* begin EXERCISE INPUTS *

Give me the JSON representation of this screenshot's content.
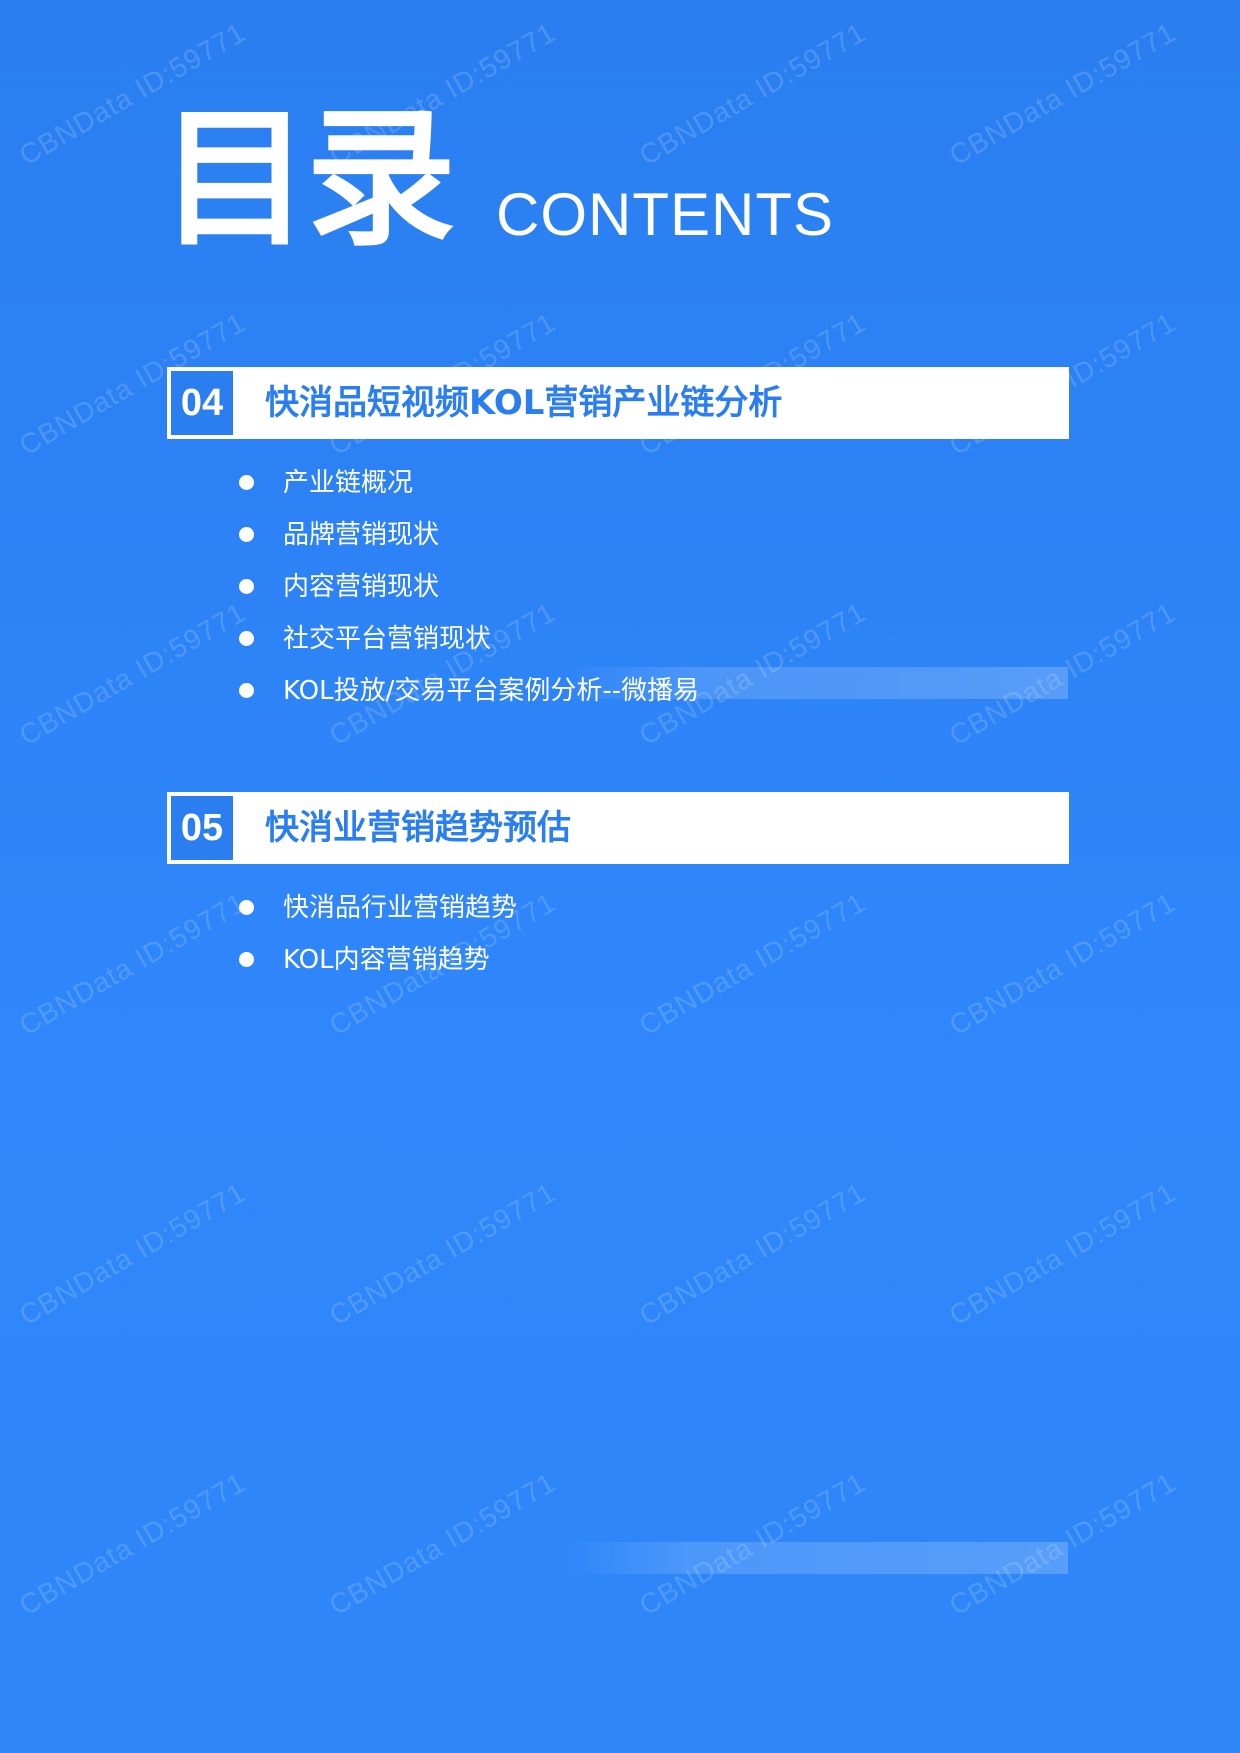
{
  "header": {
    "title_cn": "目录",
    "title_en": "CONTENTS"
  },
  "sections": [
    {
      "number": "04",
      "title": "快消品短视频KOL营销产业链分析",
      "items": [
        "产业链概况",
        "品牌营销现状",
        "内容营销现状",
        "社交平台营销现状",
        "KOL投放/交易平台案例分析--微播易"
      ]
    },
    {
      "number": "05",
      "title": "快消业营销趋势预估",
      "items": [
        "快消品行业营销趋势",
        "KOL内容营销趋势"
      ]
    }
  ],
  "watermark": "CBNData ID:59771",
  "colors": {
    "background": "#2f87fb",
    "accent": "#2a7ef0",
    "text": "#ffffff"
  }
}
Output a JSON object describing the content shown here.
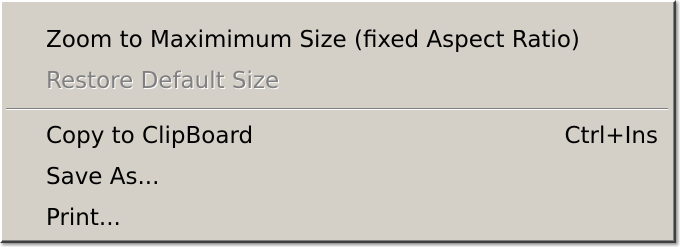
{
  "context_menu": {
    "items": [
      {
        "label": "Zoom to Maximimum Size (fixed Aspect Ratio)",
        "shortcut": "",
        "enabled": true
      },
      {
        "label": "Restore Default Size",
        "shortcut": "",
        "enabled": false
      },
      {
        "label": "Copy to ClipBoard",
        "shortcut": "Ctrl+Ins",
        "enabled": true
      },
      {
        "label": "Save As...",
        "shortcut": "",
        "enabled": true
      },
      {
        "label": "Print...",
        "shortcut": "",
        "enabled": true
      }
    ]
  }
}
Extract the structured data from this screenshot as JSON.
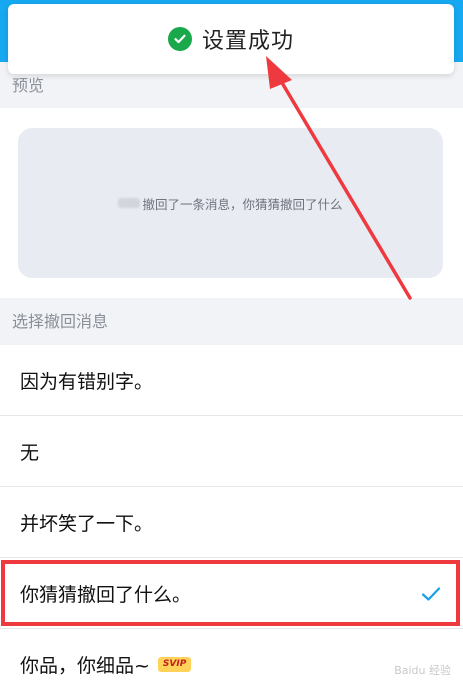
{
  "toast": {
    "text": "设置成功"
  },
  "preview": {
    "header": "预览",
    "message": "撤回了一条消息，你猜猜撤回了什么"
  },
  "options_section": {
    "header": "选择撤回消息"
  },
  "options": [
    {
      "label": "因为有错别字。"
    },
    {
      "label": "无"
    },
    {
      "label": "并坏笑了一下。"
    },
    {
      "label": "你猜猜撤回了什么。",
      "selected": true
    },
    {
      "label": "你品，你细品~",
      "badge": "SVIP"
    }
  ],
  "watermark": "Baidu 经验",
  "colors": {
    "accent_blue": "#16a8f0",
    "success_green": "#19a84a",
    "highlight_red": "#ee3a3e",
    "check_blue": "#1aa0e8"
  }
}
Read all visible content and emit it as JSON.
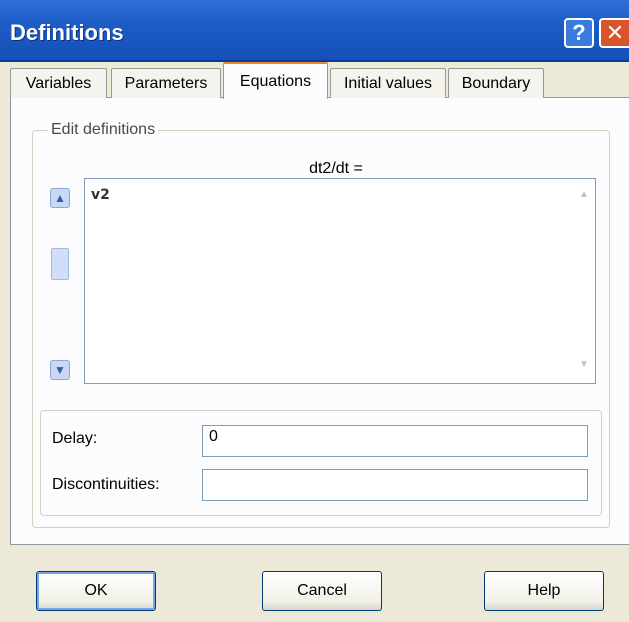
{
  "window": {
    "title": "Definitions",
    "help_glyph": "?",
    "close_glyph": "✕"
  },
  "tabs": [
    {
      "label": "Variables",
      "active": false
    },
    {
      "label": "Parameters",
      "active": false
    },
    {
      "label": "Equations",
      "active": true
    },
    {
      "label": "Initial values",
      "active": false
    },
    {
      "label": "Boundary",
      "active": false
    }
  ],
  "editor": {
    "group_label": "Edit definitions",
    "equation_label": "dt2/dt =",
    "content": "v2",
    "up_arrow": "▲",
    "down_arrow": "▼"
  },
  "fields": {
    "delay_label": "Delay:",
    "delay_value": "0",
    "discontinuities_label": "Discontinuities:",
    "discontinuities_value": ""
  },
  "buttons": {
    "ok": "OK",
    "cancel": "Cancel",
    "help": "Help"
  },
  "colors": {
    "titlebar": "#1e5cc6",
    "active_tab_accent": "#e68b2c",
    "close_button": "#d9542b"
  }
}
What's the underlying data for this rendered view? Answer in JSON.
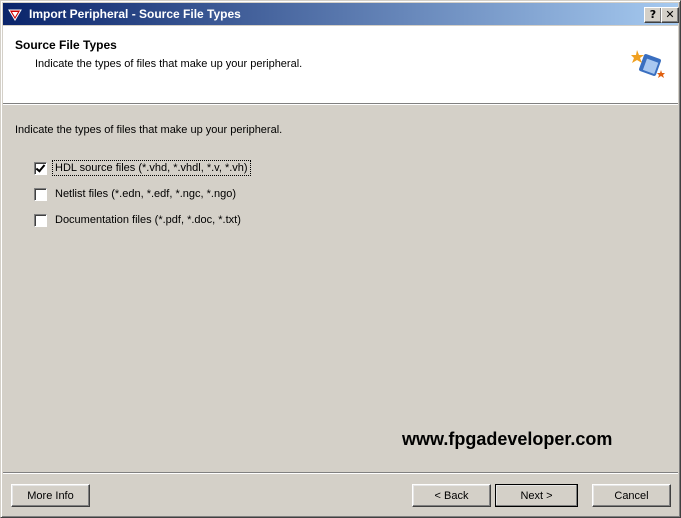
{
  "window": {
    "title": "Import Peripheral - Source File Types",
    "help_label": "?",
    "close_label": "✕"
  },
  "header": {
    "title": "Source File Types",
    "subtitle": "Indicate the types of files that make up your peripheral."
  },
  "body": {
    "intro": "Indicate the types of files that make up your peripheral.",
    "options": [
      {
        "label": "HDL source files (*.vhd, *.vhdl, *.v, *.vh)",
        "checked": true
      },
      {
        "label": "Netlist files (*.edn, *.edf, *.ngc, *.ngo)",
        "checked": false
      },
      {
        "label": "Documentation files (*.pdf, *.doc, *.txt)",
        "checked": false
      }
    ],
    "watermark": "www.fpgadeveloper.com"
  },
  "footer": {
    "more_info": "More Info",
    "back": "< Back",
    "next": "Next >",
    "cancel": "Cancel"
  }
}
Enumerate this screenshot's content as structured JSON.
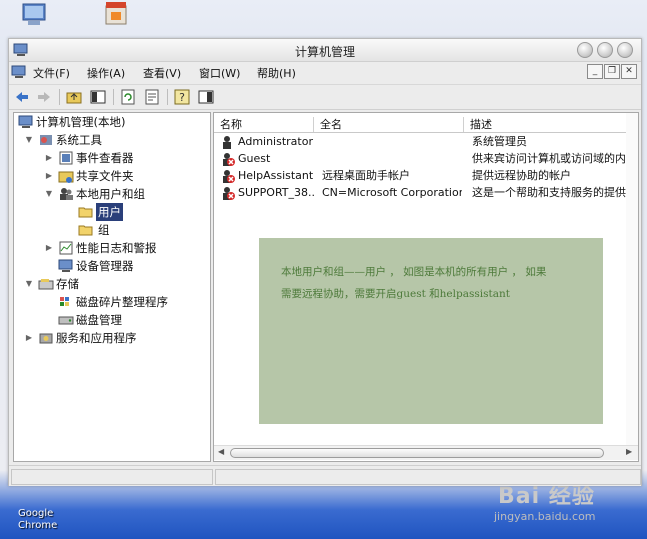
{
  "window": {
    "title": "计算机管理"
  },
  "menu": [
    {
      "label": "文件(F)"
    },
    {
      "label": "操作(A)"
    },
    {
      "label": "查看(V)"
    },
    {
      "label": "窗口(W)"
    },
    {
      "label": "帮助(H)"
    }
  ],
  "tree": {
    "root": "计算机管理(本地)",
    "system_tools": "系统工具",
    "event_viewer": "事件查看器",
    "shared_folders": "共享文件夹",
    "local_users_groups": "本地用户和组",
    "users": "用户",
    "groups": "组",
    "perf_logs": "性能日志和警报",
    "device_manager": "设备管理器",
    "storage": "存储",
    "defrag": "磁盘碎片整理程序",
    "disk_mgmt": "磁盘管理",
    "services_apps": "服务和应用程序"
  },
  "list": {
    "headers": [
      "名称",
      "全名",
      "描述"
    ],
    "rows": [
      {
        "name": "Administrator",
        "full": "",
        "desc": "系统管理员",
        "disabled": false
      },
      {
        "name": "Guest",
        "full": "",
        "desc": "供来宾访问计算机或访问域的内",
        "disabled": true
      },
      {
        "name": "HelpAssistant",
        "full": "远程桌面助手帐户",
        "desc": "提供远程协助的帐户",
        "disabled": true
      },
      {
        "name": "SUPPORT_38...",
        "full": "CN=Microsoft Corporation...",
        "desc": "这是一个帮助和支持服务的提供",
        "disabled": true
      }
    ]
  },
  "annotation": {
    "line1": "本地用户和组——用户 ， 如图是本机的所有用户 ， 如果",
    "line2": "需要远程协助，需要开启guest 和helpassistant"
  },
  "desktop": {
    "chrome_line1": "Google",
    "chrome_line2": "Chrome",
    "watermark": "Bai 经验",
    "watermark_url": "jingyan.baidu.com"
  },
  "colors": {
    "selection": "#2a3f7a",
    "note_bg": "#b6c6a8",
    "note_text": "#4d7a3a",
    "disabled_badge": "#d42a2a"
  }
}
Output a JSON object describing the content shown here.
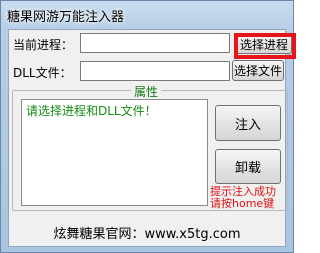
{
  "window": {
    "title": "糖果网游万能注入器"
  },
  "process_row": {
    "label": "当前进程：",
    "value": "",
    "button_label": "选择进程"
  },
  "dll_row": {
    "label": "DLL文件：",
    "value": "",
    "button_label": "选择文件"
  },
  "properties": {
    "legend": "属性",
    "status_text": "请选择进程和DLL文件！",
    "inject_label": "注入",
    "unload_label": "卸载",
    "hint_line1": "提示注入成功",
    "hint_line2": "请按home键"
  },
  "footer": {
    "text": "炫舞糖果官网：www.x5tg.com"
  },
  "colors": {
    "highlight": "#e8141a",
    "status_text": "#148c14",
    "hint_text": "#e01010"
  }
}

* end EXERCISE INPUTS *

Produce an exact copy of each line of data, skipping embedded images.

Give me the JSON representation of this screenshot's content.
{
  "header": {
    "title_cn": "目录",
    "title_en": "CONTENTS"
  },
  "sections": [
    {
      "number": "04",
      "title": "快消品短视频KOL营销产业链分析",
      "items": [
        "产业链概况",
        "品牌营销现状",
        "内容营销现状",
        "社交平台营销现状",
        "KOL投放/交易平台案例分析--微播易"
      ]
    },
    {
      "number": "05",
      "title": "快消业营销趋势预估",
      "items": [
        "快消品行业营销趋势",
        "KOL内容营销趋势"
      ]
    }
  ],
  "watermark": "CBNData ID:59771",
  "colors": {
    "background": "#2f87fb",
    "accent": "#2a7ef0",
    "text": "#ffffff"
  }
}
Output a JSON object describing the content shown here.
{
  "context_menu": {
    "items": [
      {
        "label": "Zoom to Maximimum Size (fixed Aspect Ratio)",
        "shortcut": "",
        "enabled": true
      },
      {
        "label": "Restore Default Size",
        "shortcut": "",
        "enabled": false
      },
      {
        "label": "Copy to ClipBoard",
        "shortcut": "Ctrl+Ins",
        "enabled": true
      },
      {
        "label": "Save As...",
        "shortcut": "",
        "enabled": true
      },
      {
        "label": "Print...",
        "shortcut": "",
        "enabled": true
      }
    ]
  }
}
Extract the structured data from this screenshot as JSON.
{
  "toast": {
    "text": "设置成功"
  },
  "preview": {
    "header": "预览",
    "message": "撤回了一条消息，你猜猜撤回了什么"
  },
  "options_section": {
    "header": "选择撤回消息"
  },
  "options": [
    {
      "label": "因为有错别字。"
    },
    {
      "label": "无"
    },
    {
      "label": "并坏笑了一下。"
    },
    {
      "label": "你猜猜撤回了什么。",
      "selected": true
    },
    {
      "label": "你品，你细品~",
      "badge": "SVIP"
    }
  ],
  "watermark": "Baidu 经验",
  "colors": {
    "accent_blue": "#16a8f0",
    "success_green": "#19a84a",
    "highlight_red": "#ee3a3e",
    "check_blue": "#1aa0e8"
  }
}
Read all visible content and emit it as JSON.
{
  "window": {
    "title": "Definitions",
    "help_glyph": "?",
    "close_glyph": "✕"
  },
  "tabs": [
    {
      "label": "Variables",
      "active": false
    },
    {
      "label": "Parameters",
      "active": false
    },
    {
      "label": "Equations",
      "active": true
    },
    {
      "label": "Initial values",
      "active": false
    },
    {
      "label": "Boundary",
      "active": false
    }
  ],
  "editor": {
    "group_label": "Edit definitions",
    "equation_label": "dt2/dt =",
    "content": "v2",
    "up_arrow": "▲",
    "down_arrow": "▼"
  },
  "fields": {
    "delay_label": "Delay:",
    "delay_value": "0",
    "discontinuities_label": "Discontinuities:",
    "discontinuities_value": ""
  },
  "buttons": {
    "ok": "OK",
    "cancel": "Cancel",
    "help": "Help"
  },
  "colors": {
    "titlebar": "#1e5cc6",
    "active_tab_accent": "#e68b2c",
    "close_button": "#d9542b"
  }
}
What's the underlying data for this rendered view? Answer in JSON.
{
  "window": {
    "title": "Import Peripheral - Source File Types",
    "help_label": "?",
    "close_label": "✕"
  },
  "header": {
    "title": "Source File Types",
    "subtitle": "Indicate the types of files that make up your peripheral."
  },
  "body": {
    "intro": "Indicate the types of files that make up your peripheral.",
    "options": [
      {
        "label": "HDL source files (*.vhd, *.vhdl, *.v, *.vh)",
        "checked": true
      },
      {
        "label": "Netlist files (*.edn, *.edf, *.ngc, *.ngo)",
        "checked": false
      },
      {
        "label": "Documentation files (*.pdf, *.doc, *.txt)",
        "checked": false
      }
    ],
    "watermark": "www.fpgadeveloper.com"
  },
  "footer": {
    "more_info": "More Info",
    "back": "< Back",
    "next": "Next >",
    "cancel": "Cancel"
  }
}
Enumerate this screenshot's content as structured JSON.
{
  "window": {
    "title": "计算机管理"
  },
  "menu": [
    {
      "label": "文件(F)"
    },
    {
      "label": "操作(A)"
    },
    {
      "label": "查看(V)"
    },
    {
      "label": "窗口(W)"
    },
    {
      "label": "帮助(H)"
    }
  ],
  "tree": {
    "root": "计算机管理(本地)",
    "system_tools": "系统工具",
    "event_viewer": "事件查看器",
    "shared_folders": "共享文件夹",
    "local_users_groups": "本地用户和组",
    "users": "用户",
    "groups": "组",
    "perf_logs": "性能日志和警报",
    "device_manager": "设备管理器",
    "storage": "存储",
    "defrag": "磁盘碎片整理程序",
    "disk_mgmt": "磁盘管理",
    "services_apps": "服务和应用程序"
  },
  "list": {
    "headers": [
      "名称",
      "全名",
      "描述"
    ],
    "rows": [
      {
        "name": "Administrator",
        "full": "",
        "desc": "系统管理员",
        "disabled": false
      },
      {
        "name": "Guest",
        "full": "",
        "desc": "供来宾访问计算机或访问域的内",
        "disabled": true
      },
      {
        "name": "HelpAssistant",
        "full": "远程桌面助手帐户",
        "desc": "提供远程协助的帐户",
        "disabled": true
      },
      {
        "name": "SUPPORT_38...",
        "full": "CN=Microsoft Corporation...",
        "desc": "这是一个帮助和支持服务的提供",
        "disabled": true
      }
    ]
  },
  "annotation": {
    "line1": "本地用户和组——用户 ， 如图是本机的所有用户 ， 如果",
    "line2": "需要远程协助，需要开启guest 和helpassistant"
  },
  "desktop": {
    "chrome_line1": "Google",
    "chrome_line2": "Chrome",
    "watermark": "Bai 经验",
    "watermark_url": "jingyan.baidu.com"
  },
  "colors": {
    "selection": "#2a3f7a",
    "note_bg": "#b6c6a8",
    "note_text": "#4d7a3a",
    "disabled_badge": "#d42a2a"
  }
}
Output a JSON object describing the content shown here.
{
  "window": {
    "title": "糖果网游万能注入器"
  },
  "process_row": {
    "label": "当前进程：",
    "value": "",
    "button_label": "选择进程"
  },
  "dll_row": {
    "label": "DLL文件：",
    "value": "",
    "button_label": "选择文件"
  },
  "properties": {
    "legend": "属性",
    "status_text": "请选择进程和DLL文件！",
    "inject_label": "注入",
    "unload_label": "卸载",
    "hint_line1": "提示注入成功",
    "hint_line2": "请按home键"
  },
  "footer": {
    "text": "炫舞糖果官网：www.x5tg.com"
  },
  "colors": {
    "highlight": "#e8141a",
    "status_text": "#148c14",
    "hint_text": "#e01010"
  }
}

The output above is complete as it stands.